↓

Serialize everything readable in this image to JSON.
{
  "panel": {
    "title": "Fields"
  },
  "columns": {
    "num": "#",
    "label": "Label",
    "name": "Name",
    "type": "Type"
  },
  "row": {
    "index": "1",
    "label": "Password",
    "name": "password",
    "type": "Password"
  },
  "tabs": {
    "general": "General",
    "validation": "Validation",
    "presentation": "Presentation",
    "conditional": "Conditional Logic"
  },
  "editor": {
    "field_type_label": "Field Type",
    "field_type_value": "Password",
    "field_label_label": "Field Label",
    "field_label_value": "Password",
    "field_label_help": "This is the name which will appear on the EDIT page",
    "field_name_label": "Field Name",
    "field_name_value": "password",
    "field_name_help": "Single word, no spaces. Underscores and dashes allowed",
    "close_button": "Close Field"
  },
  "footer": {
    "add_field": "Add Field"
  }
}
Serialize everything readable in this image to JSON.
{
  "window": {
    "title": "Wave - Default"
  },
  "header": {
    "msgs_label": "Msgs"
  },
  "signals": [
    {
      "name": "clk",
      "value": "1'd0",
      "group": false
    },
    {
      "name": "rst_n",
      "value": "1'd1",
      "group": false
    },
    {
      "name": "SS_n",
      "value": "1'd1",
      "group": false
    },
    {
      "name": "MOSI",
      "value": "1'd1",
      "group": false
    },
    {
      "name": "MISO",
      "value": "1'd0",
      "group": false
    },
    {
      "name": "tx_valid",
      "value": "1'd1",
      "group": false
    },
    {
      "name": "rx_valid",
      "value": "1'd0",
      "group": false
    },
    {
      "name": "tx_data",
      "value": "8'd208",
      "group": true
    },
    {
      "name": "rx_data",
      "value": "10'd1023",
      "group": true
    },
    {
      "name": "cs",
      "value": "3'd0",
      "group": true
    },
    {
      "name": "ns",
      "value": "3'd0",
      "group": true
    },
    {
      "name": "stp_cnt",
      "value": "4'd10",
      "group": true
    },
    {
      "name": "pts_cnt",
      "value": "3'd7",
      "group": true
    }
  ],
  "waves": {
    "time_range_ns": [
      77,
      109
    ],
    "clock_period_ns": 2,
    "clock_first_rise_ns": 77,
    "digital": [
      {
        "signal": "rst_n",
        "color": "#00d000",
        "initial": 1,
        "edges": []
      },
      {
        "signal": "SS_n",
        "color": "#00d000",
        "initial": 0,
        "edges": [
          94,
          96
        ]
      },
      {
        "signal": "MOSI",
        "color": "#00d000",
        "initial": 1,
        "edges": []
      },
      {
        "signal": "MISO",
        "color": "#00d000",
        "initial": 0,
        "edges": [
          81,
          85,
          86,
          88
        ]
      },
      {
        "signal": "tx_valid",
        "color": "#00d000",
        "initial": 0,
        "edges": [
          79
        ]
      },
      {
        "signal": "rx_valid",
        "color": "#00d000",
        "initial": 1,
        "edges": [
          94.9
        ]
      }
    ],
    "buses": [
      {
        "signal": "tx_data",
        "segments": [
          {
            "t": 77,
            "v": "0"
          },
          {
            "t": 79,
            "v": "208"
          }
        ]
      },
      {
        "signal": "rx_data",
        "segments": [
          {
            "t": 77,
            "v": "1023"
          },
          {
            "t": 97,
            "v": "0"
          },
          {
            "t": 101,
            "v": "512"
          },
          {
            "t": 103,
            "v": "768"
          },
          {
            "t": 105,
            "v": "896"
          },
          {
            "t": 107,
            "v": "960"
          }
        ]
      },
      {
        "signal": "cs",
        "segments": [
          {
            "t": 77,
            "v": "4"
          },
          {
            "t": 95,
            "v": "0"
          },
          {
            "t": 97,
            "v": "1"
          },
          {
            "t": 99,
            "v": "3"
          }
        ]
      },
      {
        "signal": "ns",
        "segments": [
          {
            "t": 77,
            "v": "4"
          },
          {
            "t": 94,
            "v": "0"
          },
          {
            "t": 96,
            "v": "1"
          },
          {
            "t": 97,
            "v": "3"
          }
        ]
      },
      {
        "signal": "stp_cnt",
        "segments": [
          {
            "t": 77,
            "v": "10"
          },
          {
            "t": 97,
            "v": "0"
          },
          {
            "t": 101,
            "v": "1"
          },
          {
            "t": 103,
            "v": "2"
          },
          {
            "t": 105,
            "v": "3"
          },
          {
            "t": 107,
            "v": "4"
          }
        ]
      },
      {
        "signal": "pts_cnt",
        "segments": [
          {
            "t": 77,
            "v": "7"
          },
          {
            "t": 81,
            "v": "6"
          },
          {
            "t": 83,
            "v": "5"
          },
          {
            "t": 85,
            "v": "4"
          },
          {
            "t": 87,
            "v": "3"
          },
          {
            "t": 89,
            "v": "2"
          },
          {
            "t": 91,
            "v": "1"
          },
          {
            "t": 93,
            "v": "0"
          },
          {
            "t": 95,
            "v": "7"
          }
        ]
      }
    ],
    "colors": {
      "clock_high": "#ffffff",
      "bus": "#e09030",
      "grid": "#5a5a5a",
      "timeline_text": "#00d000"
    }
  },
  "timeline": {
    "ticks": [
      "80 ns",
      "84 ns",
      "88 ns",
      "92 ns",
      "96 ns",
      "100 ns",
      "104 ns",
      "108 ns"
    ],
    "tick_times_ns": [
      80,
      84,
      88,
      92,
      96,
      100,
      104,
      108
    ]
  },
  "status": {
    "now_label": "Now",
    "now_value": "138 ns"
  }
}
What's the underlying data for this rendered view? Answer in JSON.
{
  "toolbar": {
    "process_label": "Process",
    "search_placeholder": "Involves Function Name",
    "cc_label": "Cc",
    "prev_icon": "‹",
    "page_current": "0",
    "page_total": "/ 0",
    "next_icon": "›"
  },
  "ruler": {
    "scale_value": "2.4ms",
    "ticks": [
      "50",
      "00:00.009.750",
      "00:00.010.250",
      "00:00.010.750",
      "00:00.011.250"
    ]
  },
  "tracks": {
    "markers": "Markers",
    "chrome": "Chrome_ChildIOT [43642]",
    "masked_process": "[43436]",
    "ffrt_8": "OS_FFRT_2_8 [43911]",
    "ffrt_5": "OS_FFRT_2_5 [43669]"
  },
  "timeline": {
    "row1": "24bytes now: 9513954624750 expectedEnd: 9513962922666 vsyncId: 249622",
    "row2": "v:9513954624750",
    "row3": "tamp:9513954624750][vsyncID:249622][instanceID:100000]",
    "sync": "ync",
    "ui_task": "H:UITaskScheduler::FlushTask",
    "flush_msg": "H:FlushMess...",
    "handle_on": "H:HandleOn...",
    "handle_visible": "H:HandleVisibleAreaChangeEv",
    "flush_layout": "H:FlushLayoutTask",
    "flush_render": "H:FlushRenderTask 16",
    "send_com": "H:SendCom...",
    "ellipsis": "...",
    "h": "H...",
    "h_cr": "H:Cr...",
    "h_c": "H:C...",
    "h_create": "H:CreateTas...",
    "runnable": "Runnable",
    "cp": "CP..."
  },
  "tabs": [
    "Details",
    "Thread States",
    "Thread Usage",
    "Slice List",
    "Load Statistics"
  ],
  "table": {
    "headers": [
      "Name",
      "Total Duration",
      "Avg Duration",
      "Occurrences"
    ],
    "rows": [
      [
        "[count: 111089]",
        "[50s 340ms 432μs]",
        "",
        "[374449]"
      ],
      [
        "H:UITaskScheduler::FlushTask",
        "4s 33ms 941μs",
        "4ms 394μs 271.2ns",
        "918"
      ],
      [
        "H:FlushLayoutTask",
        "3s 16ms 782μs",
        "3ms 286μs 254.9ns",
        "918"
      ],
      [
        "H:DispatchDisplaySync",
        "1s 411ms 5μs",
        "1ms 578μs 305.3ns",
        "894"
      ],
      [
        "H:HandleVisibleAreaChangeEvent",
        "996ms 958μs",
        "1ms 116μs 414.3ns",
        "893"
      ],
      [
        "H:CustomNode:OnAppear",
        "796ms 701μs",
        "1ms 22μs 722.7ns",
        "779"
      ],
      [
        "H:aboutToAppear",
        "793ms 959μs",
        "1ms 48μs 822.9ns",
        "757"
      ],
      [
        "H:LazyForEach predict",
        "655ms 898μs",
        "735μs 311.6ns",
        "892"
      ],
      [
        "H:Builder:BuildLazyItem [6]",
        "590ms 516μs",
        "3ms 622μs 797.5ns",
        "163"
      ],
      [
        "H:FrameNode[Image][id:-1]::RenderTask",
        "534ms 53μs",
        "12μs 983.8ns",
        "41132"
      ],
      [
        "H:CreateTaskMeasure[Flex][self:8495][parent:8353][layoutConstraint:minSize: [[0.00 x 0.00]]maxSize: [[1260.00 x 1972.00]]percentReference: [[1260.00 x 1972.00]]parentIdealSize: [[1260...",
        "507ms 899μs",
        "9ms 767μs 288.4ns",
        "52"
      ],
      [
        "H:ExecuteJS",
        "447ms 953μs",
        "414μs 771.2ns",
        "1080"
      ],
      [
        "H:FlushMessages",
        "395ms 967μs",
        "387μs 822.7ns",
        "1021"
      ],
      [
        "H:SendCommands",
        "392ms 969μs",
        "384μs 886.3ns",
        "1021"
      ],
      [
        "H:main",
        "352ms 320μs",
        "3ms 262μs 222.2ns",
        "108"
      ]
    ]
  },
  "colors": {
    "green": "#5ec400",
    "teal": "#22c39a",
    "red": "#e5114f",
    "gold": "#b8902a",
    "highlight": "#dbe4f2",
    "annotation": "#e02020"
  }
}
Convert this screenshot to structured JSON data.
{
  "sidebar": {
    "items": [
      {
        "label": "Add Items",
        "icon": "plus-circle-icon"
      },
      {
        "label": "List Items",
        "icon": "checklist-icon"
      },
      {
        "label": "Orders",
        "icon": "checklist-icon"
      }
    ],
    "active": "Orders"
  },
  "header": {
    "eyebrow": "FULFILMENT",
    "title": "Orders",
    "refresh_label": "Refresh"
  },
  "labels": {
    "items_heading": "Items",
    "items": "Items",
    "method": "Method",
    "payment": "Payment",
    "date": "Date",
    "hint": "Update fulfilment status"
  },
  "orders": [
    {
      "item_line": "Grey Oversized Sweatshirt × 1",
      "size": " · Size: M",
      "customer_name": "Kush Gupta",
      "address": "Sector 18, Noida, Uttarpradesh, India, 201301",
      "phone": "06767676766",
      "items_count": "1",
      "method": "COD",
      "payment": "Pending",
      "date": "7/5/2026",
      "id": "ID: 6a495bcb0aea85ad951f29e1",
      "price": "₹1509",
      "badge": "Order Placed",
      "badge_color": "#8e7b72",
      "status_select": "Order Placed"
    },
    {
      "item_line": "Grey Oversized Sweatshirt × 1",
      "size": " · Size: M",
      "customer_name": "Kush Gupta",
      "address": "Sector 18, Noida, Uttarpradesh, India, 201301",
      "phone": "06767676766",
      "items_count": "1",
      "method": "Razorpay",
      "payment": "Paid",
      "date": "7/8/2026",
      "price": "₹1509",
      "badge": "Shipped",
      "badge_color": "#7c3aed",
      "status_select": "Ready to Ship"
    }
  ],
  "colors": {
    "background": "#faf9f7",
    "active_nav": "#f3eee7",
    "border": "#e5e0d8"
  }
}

↑

▶ **Objective**
Copy all lines from the material that contain "FlushLayoutTask".

▶ **Task response**
    "flush_layout": "H:FlushLayoutTask",
        "H:FlushLayoutTask",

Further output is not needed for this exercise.